GIVEN REQUEST:
Reply with one number only: the count of lines below that contain the word "down".

DATASET RECORDS:

◆ ◆ ◆ ◆ ◆ ◆ ◆

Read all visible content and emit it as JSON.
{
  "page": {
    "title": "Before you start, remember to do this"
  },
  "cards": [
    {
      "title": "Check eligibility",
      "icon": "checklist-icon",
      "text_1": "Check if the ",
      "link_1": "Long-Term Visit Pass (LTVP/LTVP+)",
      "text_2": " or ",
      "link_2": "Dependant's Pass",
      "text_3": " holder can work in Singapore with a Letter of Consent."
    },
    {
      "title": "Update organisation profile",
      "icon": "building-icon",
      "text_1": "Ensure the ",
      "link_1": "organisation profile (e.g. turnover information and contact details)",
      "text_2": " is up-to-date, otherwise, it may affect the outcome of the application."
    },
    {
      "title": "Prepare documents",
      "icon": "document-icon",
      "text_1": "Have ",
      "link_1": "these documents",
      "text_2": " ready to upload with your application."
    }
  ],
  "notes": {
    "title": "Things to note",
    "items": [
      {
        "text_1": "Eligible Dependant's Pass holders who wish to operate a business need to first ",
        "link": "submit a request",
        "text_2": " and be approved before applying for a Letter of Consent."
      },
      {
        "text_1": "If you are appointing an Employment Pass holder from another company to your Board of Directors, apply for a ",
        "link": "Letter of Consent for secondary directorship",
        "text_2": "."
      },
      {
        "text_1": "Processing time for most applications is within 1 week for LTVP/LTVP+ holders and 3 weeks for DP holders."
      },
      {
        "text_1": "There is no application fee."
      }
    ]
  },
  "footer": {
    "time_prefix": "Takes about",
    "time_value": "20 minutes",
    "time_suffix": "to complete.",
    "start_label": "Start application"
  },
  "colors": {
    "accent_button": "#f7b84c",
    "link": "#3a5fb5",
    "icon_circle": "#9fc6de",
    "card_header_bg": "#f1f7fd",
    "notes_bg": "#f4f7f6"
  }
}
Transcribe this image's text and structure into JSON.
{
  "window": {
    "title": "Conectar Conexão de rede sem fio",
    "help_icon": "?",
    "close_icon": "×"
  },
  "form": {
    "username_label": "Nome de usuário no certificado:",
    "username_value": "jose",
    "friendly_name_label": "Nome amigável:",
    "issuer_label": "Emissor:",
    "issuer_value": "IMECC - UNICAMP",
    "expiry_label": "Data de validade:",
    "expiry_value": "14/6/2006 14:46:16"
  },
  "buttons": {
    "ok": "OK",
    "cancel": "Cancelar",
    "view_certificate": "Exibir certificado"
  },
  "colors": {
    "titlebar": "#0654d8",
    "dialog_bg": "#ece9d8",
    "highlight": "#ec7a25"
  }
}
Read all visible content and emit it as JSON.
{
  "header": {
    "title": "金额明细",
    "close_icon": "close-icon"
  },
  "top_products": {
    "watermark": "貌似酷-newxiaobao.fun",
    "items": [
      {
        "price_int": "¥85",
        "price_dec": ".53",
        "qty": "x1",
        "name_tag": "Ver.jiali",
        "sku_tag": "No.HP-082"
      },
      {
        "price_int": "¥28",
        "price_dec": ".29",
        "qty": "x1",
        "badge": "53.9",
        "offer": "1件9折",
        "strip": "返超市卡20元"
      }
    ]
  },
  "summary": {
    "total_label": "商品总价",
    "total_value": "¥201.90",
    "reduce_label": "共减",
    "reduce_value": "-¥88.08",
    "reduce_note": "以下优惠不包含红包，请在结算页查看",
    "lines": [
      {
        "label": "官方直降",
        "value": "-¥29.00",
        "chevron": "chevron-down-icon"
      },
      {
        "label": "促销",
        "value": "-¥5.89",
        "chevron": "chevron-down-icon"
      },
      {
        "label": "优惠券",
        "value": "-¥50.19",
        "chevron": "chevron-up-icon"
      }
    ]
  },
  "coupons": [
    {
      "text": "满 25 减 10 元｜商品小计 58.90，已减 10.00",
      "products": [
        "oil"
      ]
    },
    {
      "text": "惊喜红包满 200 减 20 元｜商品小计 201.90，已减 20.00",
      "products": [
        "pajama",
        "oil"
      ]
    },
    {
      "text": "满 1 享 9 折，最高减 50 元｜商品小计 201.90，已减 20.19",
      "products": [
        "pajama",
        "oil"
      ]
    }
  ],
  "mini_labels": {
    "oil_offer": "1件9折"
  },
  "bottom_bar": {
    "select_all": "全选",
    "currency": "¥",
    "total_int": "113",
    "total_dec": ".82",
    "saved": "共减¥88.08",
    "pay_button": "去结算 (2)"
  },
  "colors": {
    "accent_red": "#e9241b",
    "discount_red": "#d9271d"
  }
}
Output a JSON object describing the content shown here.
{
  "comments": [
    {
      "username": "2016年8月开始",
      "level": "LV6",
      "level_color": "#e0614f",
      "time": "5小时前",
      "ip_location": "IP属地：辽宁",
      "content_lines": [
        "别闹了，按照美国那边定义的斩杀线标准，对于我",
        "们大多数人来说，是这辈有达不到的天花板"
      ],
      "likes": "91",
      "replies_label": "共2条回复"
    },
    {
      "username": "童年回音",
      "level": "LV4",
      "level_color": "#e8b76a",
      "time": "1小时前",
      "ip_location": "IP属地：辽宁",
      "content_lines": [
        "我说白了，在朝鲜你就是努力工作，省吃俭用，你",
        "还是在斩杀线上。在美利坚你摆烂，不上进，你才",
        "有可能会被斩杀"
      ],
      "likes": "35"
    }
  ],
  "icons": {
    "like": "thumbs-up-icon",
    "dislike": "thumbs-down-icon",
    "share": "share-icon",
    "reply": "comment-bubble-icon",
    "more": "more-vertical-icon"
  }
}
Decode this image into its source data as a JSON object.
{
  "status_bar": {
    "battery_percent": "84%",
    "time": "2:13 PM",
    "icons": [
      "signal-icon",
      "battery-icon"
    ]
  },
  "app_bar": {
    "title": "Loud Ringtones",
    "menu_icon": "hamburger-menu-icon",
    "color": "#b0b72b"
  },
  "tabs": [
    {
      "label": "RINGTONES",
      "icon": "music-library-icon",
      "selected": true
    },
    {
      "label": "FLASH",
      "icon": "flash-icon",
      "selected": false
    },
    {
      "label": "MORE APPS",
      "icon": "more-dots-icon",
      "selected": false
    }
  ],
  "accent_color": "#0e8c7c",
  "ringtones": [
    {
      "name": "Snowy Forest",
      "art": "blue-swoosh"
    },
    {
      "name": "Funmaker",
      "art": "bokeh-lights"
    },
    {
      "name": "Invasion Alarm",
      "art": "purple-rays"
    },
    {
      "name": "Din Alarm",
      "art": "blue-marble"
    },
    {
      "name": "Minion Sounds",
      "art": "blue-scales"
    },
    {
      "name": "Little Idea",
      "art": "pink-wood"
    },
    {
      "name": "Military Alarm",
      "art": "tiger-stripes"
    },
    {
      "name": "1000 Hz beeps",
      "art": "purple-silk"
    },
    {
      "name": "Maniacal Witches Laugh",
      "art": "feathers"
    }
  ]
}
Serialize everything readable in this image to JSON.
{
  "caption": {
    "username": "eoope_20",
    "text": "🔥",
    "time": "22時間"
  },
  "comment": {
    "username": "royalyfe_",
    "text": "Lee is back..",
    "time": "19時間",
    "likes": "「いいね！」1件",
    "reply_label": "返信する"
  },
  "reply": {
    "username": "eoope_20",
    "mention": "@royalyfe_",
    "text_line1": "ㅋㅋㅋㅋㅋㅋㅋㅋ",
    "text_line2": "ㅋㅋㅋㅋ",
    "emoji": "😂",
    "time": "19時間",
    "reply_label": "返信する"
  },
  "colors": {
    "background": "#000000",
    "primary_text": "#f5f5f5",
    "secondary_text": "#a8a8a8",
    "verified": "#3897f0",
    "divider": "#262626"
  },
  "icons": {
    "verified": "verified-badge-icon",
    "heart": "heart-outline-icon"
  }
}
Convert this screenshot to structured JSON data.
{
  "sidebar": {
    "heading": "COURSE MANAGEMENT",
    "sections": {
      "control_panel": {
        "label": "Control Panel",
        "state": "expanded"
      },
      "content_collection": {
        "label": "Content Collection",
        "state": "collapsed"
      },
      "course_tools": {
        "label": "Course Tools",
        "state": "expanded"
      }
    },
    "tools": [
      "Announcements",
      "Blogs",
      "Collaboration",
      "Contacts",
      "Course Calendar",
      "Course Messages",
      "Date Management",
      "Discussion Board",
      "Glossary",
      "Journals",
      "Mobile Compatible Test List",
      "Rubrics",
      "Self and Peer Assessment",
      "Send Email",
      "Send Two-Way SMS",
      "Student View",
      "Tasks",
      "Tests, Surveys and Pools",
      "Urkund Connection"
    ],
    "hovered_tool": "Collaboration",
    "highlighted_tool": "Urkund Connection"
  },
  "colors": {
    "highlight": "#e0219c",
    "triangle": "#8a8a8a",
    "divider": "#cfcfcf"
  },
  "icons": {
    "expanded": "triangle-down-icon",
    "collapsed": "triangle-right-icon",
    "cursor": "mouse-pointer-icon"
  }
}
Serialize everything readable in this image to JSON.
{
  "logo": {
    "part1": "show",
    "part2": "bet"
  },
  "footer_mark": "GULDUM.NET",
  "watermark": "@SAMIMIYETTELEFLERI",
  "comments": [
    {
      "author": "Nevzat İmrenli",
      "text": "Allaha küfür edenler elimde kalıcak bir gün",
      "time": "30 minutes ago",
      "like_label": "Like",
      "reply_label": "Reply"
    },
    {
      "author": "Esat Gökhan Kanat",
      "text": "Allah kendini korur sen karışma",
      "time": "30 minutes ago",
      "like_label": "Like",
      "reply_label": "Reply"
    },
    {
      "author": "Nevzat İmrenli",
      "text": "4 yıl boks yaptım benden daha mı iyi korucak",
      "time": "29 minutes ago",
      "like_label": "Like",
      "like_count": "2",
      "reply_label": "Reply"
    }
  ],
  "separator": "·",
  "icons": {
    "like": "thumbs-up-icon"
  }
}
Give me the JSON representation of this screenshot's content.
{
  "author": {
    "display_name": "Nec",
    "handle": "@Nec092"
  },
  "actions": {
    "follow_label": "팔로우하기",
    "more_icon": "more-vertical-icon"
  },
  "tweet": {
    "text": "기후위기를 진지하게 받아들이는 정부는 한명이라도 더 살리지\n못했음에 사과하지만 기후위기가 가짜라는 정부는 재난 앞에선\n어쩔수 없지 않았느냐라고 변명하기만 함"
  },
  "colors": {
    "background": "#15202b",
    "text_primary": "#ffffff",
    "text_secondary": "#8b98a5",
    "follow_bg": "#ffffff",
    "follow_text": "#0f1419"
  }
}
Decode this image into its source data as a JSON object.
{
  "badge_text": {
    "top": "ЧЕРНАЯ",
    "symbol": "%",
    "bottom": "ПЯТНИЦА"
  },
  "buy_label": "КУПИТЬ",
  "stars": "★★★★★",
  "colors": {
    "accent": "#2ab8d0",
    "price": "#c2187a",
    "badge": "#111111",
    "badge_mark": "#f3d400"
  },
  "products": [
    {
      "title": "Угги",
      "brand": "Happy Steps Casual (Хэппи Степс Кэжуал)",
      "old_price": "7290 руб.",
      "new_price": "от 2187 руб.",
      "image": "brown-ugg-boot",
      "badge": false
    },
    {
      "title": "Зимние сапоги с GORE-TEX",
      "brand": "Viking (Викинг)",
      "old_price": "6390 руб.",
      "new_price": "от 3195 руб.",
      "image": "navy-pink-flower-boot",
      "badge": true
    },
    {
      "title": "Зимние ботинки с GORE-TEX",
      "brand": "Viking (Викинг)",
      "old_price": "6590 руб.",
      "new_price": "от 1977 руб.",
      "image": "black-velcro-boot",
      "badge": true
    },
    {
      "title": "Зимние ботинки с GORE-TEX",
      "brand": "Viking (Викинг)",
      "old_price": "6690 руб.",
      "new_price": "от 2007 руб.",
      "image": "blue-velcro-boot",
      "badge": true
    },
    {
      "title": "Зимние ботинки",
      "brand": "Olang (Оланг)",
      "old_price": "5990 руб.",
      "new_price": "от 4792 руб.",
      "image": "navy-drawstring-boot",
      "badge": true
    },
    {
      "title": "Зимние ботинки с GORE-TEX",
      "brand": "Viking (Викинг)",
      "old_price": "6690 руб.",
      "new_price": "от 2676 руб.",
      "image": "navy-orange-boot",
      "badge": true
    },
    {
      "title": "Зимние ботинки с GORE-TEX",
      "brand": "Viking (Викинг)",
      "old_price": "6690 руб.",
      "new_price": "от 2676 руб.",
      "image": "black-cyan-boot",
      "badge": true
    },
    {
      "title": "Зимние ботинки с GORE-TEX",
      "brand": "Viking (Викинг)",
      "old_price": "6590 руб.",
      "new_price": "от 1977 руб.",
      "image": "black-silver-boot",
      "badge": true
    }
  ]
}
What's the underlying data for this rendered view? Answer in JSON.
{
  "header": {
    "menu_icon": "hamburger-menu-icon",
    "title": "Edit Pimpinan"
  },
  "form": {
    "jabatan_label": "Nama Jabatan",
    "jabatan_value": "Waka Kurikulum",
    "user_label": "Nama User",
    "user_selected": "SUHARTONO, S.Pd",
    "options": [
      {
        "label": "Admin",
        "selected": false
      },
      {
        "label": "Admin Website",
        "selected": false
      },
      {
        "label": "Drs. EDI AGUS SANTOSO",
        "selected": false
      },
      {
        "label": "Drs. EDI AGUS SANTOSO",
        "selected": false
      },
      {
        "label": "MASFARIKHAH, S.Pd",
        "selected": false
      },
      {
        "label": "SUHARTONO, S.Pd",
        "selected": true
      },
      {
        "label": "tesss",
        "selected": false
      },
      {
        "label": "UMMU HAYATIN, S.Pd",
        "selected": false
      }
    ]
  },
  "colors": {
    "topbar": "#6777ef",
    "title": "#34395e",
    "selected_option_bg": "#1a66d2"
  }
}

◆ ◆ ◆ ◆ ◆ ◆ ◆

COMPLETE ANSWER:
4